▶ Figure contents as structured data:
╔══
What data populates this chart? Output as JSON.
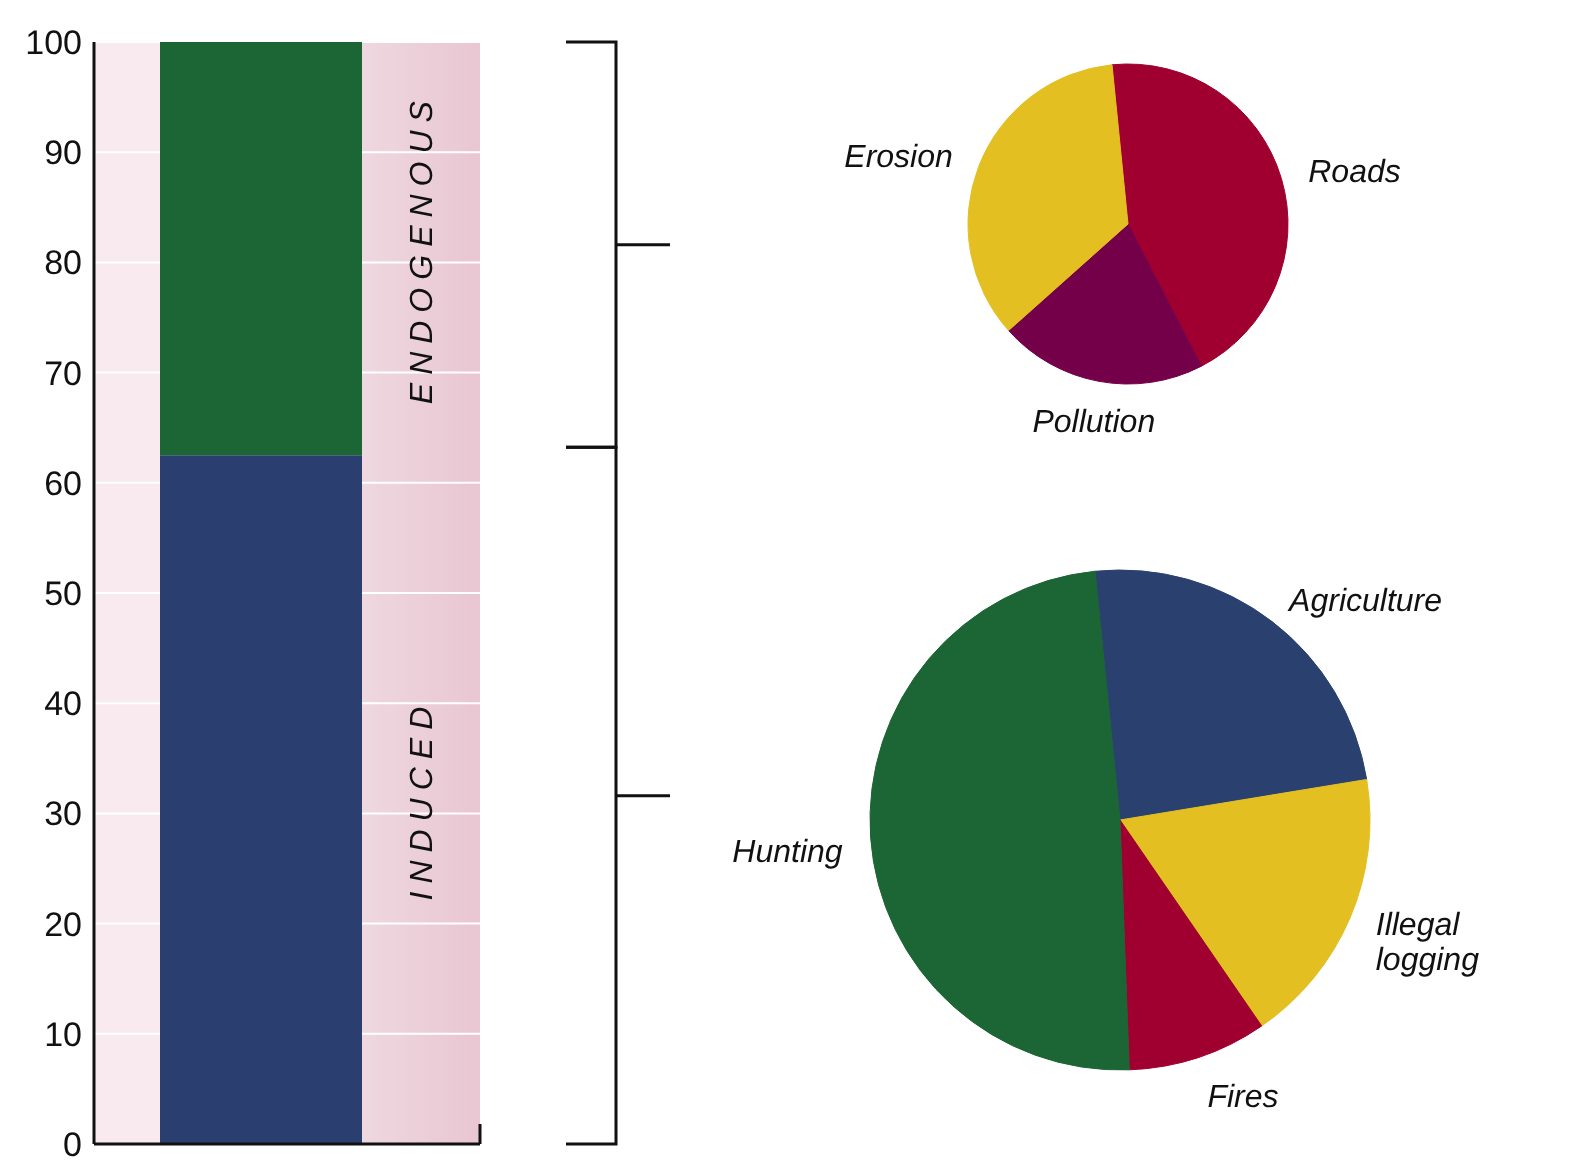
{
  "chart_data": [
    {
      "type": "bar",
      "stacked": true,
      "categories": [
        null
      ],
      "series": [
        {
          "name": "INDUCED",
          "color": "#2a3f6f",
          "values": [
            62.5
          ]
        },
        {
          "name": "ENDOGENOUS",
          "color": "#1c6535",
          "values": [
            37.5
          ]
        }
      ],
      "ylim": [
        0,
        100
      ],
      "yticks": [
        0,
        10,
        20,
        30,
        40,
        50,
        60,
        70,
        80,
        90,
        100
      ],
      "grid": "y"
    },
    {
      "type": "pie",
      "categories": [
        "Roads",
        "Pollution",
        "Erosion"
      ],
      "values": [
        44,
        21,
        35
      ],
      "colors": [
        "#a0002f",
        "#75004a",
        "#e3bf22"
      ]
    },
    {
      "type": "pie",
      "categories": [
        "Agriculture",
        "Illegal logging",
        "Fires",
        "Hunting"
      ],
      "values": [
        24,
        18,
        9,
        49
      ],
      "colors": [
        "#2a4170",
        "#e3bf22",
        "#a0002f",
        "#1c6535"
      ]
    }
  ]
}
╚══
▶ YOUR INSTRUCTIONS: Set the data above down again exactly as given, with no pictures.

▶ WRITTEN ANSWER:
What data populates this chart? Output as JSON.
{
  "chart_data": [
    {
      "type": "bar",
      "stacked": true,
      "categories": [
        null
      ],
      "series": [
        {
          "name": "INDUCED",
          "color": "#2a3f6f",
          "values": [
            62.5
          ]
        },
        {
          "name": "ENDOGENOUS",
          "color": "#1c6535",
          "values": [
            37.5
          ]
        }
      ],
      "ylim": [
        0,
        100
      ],
      "yticks": [
        0,
        10,
        20,
        30,
        40,
        50,
        60,
        70,
        80,
        90,
        100
      ],
      "grid": "y"
    },
    {
      "type": "pie",
      "categories": [
        "Roads",
        "Pollution",
        "Erosion"
      ],
      "values": [
        44,
        21,
        35
      ],
      "colors": [
        "#a0002f",
        "#75004a",
        "#e3bf22"
      ]
    },
    {
      "type": "pie",
      "categories": [
        "Agriculture",
        "Illegal logging",
        "Fires",
        "Hunting"
      ],
      "values": [
        24,
        18,
        9,
        49
      ],
      "colors": [
        "#2a4170",
        "#e3bf22",
        "#a0002f",
        "#1c6535"
      ]
    }
  ]
}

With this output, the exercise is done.